» Direction
Report the count of lines holding "湖南日报全媒体记者" in the records, with no other words.

(Records from a dataset)
::::::::::
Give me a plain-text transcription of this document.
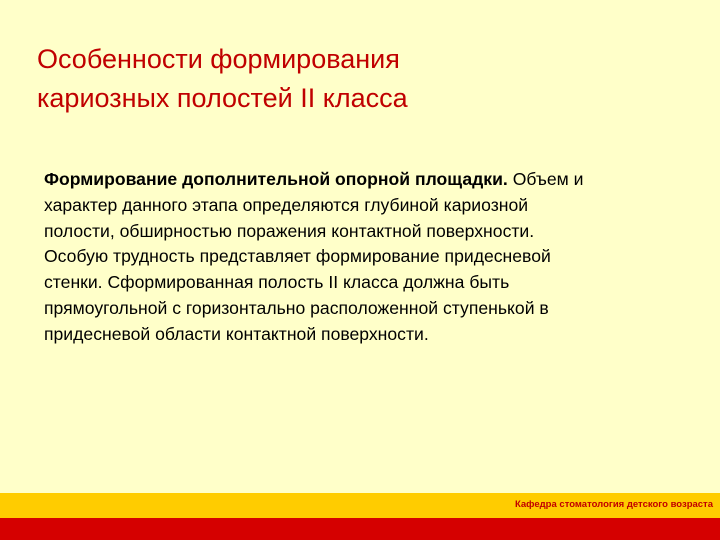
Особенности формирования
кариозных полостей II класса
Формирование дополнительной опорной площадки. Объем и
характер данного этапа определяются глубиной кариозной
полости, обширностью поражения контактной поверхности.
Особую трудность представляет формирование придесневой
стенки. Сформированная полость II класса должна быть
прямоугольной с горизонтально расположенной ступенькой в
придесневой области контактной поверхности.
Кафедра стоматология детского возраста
::::::::::
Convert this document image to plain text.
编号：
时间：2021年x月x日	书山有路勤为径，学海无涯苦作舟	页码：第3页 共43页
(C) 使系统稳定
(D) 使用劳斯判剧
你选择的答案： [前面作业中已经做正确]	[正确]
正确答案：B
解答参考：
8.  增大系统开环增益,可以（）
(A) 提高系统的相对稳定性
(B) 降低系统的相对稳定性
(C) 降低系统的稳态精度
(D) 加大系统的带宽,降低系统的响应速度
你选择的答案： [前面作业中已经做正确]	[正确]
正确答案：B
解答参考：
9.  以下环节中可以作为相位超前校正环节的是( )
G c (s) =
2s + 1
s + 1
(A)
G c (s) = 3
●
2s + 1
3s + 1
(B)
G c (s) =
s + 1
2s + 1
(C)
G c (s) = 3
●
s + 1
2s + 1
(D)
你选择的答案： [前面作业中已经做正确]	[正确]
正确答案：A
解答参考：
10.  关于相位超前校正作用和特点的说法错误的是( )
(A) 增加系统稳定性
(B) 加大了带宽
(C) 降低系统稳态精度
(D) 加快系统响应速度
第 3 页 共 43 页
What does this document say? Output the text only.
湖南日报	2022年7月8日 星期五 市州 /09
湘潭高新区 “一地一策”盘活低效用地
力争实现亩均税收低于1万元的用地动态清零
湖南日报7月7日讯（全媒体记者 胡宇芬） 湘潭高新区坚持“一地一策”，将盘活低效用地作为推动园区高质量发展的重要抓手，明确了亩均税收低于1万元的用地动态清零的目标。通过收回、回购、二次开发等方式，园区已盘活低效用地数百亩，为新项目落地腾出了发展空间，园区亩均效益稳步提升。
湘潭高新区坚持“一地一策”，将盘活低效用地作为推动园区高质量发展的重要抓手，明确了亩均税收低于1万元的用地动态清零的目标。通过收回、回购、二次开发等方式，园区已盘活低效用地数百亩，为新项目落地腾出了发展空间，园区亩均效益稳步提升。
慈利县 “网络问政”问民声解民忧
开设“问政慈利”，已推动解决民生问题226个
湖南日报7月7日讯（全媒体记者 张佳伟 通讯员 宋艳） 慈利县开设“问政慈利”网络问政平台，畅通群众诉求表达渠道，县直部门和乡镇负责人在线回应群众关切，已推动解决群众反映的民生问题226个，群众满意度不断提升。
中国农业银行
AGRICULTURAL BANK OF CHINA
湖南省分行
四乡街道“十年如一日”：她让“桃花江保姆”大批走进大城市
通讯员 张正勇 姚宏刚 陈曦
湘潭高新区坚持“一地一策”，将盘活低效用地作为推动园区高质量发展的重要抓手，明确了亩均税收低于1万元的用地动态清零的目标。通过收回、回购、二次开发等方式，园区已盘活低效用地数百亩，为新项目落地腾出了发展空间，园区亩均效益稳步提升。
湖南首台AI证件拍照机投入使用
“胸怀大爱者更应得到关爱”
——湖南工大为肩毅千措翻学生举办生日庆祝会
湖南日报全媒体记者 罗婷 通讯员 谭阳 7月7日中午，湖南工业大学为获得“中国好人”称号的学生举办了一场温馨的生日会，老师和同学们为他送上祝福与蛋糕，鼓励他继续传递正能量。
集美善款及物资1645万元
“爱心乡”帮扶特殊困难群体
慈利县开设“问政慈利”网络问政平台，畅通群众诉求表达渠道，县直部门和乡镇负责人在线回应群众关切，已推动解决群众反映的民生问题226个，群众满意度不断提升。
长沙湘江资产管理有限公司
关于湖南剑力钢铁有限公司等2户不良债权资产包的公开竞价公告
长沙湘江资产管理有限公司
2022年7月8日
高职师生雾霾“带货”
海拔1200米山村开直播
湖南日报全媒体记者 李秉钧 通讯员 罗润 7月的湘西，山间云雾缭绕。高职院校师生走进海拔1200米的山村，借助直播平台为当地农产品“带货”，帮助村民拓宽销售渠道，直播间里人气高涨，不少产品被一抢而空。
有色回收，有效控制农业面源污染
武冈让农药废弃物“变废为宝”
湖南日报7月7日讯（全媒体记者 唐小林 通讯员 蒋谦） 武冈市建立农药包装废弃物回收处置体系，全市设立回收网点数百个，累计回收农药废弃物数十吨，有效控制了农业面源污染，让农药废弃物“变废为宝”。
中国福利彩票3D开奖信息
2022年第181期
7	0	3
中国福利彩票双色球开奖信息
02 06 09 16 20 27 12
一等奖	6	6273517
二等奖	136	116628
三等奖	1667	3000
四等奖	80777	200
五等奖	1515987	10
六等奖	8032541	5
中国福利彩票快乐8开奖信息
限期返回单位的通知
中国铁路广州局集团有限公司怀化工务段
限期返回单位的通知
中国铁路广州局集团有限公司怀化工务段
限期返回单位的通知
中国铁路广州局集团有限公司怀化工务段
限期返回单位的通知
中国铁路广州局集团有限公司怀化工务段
::::::::::
» Finished task
2